** Start of RECORDS SHOWN **

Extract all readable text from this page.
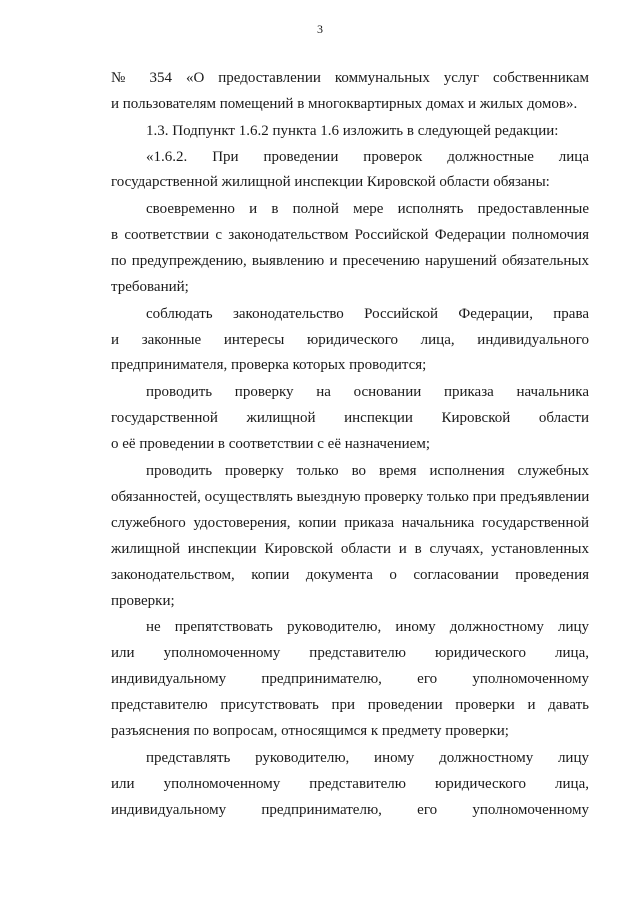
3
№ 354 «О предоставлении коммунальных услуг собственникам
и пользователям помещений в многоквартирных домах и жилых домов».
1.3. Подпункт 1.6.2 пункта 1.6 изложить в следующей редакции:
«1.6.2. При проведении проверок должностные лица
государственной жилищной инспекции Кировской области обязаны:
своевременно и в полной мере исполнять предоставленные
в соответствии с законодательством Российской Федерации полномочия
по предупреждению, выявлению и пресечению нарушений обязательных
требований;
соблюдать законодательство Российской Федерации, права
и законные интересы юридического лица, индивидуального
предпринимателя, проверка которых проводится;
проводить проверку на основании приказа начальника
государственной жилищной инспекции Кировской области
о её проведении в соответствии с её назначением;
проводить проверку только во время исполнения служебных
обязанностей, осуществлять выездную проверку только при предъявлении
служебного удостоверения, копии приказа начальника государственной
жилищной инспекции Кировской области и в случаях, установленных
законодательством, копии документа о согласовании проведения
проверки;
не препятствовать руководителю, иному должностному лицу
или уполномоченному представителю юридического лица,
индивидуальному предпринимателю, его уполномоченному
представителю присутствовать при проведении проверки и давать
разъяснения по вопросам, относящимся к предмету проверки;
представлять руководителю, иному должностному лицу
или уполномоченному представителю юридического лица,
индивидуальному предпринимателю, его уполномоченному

** End of RECORDS SHOWN **

▶ [EXERCISE REQUIREMENTS] Reproduce the records above exactly, leaving out every picture they contain.

▶ [SOLUTION TO THIS EXERCISE]
Extract all readable text from this page.
3
№ 354 «О предоставлении коммунальных услуг собственникам
и пользователям помещений в многоквартирных домах и жилых домов».
1.3. Подпункт 1.6.2 пункта 1.6 изложить в следующей редакции:
«1.6.2. При проведении проверок должностные лица
государственной жилищной инспекции Кировской области обязаны:
своевременно и в полной мере исполнять предоставленные
в соответствии с законодательством Российской Федерации полномочия
по предупреждению, выявлению и пресечению нарушений обязательных
требований;
соблюдать законодательство Российской Федерации, права
и законные интересы юридического лица, индивидуального
предпринимателя, проверка которых проводится;
проводить проверку на основании приказа начальника
государственной жилищной инспекции Кировской области
о её проведении в соответствии с её назначением;
проводить проверку только во время исполнения служебных
обязанностей, осуществлять выездную проверку только при предъявлении
служебного удостоверения, копии приказа начальника государственной
жилищной инспекции Кировской области и в случаях, установленных
законодательством, копии документа о согласовании проведения
проверки;
не препятствовать руководителю, иному должностному лицу
или уполномоченному представителю юридического лица,
индивидуальному предпринимателю, его уполномоченному
представителю присутствовать при проведении проверки и давать
разъяснения по вопросам, относящимся к предмету проверки;
представлять руководителю, иному должностному лицу
или уполномоченному представителю юридического лица,
индивидуальному предпринимателю, его уполномоченному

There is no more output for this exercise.